### Task to complete
Repeat every line exactly, keeping the pictures out of the copy.

### Data listing
====

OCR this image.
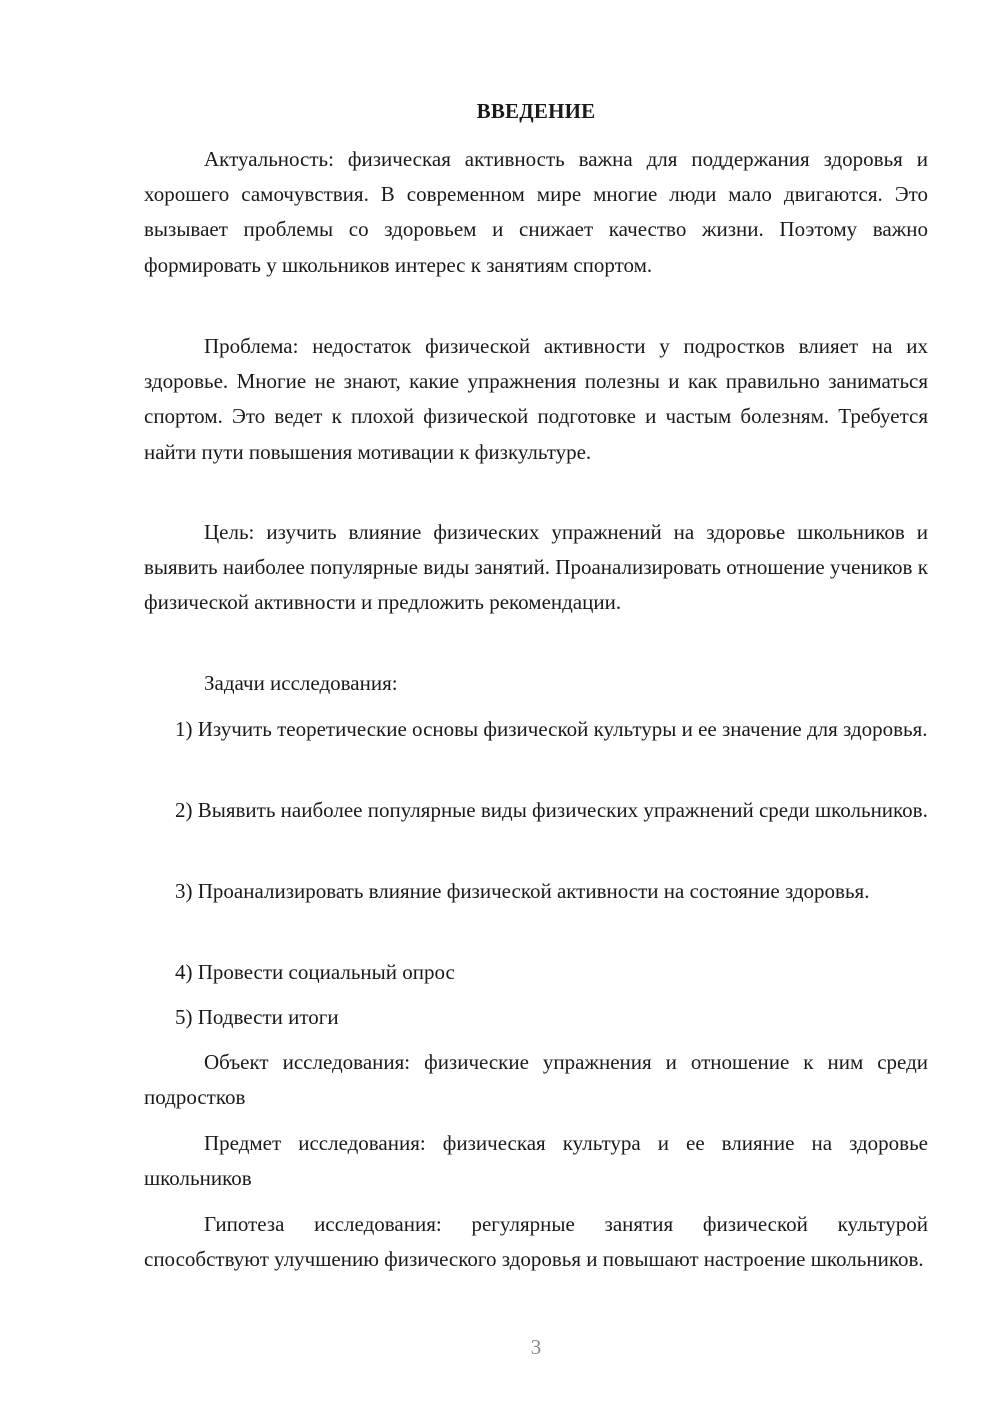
ВВЕДЕНИЕ

Актуальность: физическая активность важна для поддержания здоровья и хорошего самочувствия. В современном мире многие люди мало двигаются. Это вызывает проблемы со здоровьем и снижает качество жизни. Поэтому важно формировать у школьников интерес к занятиям спортом.

Проблема: недостаток физической активности у подростков влияет на их здоровье. Многие не знают, какие упражнения полезны и как правильно заниматься спортом. Это ведет к плохой физической подготовке и частым болезням. Требуется найти пути повышения мотивации к физкультуре.

Цель: изучить влияние физических упражнений на здоровье школьников и выявить наиболее популярные виды занятий. Проанализировать отношение учеников к физической активности и предложить рекомендации.

Задачи исследования:

1) Изучить теоретические основы физической культуры и ее значение для здоровья.

2) Выявить наиболее популярные виды физических упражнений среди школьников.

3) Проанализировать влияние физической активности на состояние здоровья.

4) Провести социальный опрос

5) Подвести итоги

Объект исследования: физические упражнения и отношение к ним среди подростков

Предмет исследования: физическая культура и ее влияние на здоровье школьников

Гипотеза исследования: регулярные занятия физической культурой способствуют улучшению физического здоровья и повышают настроение школьников.

3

====

### Exercise response
OCR this image.
ВВЕДЕНИЕ

Актуальность: физическая активность важна для поддержания здоровья и хорошего самочувствия. В современном мире многие люди мало двигаются. Это вызывает проблемы со здоровьем и снижает качество жизни. Поэтому важно формировать у школьников интерес к занятиям спортом.

Проблема: недостаток физической активности у подростков влияет на их здоровье. Многие не знают, какие упражнения полезны и как правильно заниматься спортом. Это ведет к плохой физической подготовке и частым болезням. Требуется найти пути повышения мотивации к физкультуре.

Цель: изучить влияние физических упражнений на здоровье школьников и выявить наиболее популярные виды занятий. Проанализировать отношение учеников к физической активности и предложить рекомендации.

Задачи исследования:

1) Изучить теоретические основы физической культуры и ее значение для здоровья.

2) Выявить наиболее популярные виды физических упражнений среди школьников.

3) Проанализировать влияние физической активности на состояние здоровья.

4) Провести социальный опрос

5) Подвести итоги

Объект исследования: физические упражнения и отношение к ним среди подростков

Предмет исследования: физическая культура и ее влияние на здоровье школьников

Гипотеза исследования: регулярные занятия физической культурой способствуют улучшению физического здоровья и повышают настроение школьников.

3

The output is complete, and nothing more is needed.